§ **The task**
Will you quote all of the entries, word for word?
-- START Input --
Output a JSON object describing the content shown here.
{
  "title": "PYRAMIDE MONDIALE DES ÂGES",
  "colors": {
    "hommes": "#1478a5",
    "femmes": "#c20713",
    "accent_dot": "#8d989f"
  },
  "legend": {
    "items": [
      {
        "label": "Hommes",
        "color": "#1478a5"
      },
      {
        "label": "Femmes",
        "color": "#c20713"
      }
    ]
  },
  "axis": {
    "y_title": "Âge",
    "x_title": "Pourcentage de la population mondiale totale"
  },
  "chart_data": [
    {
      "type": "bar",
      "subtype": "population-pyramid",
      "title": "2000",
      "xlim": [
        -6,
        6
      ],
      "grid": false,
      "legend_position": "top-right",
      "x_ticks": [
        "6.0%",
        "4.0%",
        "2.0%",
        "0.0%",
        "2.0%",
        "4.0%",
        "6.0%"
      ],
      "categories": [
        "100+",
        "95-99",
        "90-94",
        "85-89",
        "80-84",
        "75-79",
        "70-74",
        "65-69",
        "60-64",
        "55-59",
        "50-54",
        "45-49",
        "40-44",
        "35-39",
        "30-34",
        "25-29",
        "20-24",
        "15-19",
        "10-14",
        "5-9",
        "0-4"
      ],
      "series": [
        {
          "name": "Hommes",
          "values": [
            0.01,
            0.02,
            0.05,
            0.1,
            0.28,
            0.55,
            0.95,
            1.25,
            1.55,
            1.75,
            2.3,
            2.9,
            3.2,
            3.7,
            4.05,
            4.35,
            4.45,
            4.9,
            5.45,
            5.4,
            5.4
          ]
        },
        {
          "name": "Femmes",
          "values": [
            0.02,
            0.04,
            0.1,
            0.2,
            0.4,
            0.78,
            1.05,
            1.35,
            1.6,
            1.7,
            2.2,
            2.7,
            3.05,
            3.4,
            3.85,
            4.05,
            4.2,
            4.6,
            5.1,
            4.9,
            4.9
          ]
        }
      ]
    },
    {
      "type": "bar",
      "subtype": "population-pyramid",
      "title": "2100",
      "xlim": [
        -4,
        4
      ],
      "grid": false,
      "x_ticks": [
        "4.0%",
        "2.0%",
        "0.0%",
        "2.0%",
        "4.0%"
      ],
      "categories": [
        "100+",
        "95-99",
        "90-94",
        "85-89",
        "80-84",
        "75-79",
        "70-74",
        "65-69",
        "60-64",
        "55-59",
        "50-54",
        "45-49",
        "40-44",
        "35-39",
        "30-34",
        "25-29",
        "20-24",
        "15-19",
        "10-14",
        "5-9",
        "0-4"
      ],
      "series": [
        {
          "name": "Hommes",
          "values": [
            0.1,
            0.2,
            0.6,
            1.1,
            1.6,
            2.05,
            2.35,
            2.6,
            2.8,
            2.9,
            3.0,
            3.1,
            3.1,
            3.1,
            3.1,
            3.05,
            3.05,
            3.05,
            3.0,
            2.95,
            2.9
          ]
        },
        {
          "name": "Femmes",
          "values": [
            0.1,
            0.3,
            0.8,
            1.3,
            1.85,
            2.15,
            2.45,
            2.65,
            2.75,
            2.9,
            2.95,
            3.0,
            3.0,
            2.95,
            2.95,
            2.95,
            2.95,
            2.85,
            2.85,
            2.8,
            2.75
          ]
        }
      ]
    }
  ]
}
-- END Input --
§ **Output**
Output a JSON object describing the content shown here.
{
  "title": "PYRAMIDE MONDIALE DES ÂGES",
  "colors": {
    "hommes": "#1478a5",
    "femmes": "#c20713",
    "accent_dot": "#8d989f"
  },
  "legend": {
    "items": [
      {
        "label": "Hommes",
        "color": "#1478a5"
      },
      {
        "label": "Femmes",
        "color": "#c20713"
      }
    ]
  },
  "axis": {
    "y_title": "Âge",
    "x_title": "Pourcentage de la population mondiale totale"
  },
  "chart_data": [
    {
      "type": "bar",
      "subtype": "population-pyramid",
      "title": "2000",
      "xlim": [
        -6,
        6
      ],
      "grid": false,
      "legend_position": "top-right",
      "x_ticks": [
        "6.0%",
        "4.0%",
        "2.0%",
        "0.0%",
        "2.0%",
        "4.0%",
        "6.0%"
      ],
      "categories": [
        "100+",
        "95-99",
        "90-94",
        "85-89",
        "80-84",
        "75-79",
        "70-74",
        "65-69",
        "60-64",
        "55-59",
        "50-54",
        "45-49",
        "40-44",
        "35-39",
        "30-34",
        "25-29",
        "20-24",
        "15-19",
        "10-14",
        "5-9",
        "0-4"
      ],
      "series": [
        {
          "name": "Hommes",
          "values": [
            0.01,
            0.02,
            0.05,
            0.1,
            0.28,
            0.55,
            0.95,
            1.25,
            1.55,
            1.75,
            2.3,
            2.9,
            3.2,
            3.7,
            4.05,
            4.35,
            4.45,
            4.9,
            5.45,
            5.4,
            5.4
          ]
        },
        {
          "name": "Femmes",
          "values": [
            0.02,
            0.04,
            0.1,
            0.2,
            0.4,
            0.78,
            1.05,
            1.35,
            1.6,
            1.7,
            2.2,
            2.7,
            3.05,
            3.4,
            3.85,
            4.05,
            4.2,
            4.6,
            5.1,
            4.9,
            4.9
          ]
        }
      ]
    },
    {
      "type": "bar",
      "subtype": "population-pyramid",
      "title": "2100",
      "xlim": [
        -4,
        4
      ],
      "grid": false,
      "x_ticks": [
        "4.0%",
        "2.0%",
        "0.0%",
        "2.0%",
        "4.0%"
      ],
      "categories": [
        "100+",
        "95-99",
        "90-94",
        "85-89",
        "80-84",
        "75-79",
        "70-74",
        "65-69",
        "60-64",
        "55-59",
        "50-54",
        "45-49",
        "40-44",
        "35-39",
        "30-34",
        "25-29",
        "20-24",
        "15-19",
        "10-14",
        "5-9",
        "0-4"
      ],
      "series": [
        {
          "name": "Hommes",
          "values": [
            0.1,
            0.2,
            0.6,
            1.1,
            1.6,
            2.05,
            2.35,
            2.6,
            2.8,
            2.9,
            3.0,
            3.1,
            3.1,
            3.1,
            3.1,
            3.05,
            3.05,
            3.05,
            3.0,
            2.95,
            2.9
          ]
        },
        {
          "name": "Femmes",
          "values": [
            0.1,
            0.3,
            0.8,
            1.3,
            1.85,
            2.15,
            2.45,
            2.65,
            2.75,
            2.9,
            2.95,
            3.0,
            3.0,
            2.95,
            2.95,
            2.95,
            2.95,
            2.85,
            2.85,
            2.8,
            2.75
          ]
        }
      ]
    }
  ]
}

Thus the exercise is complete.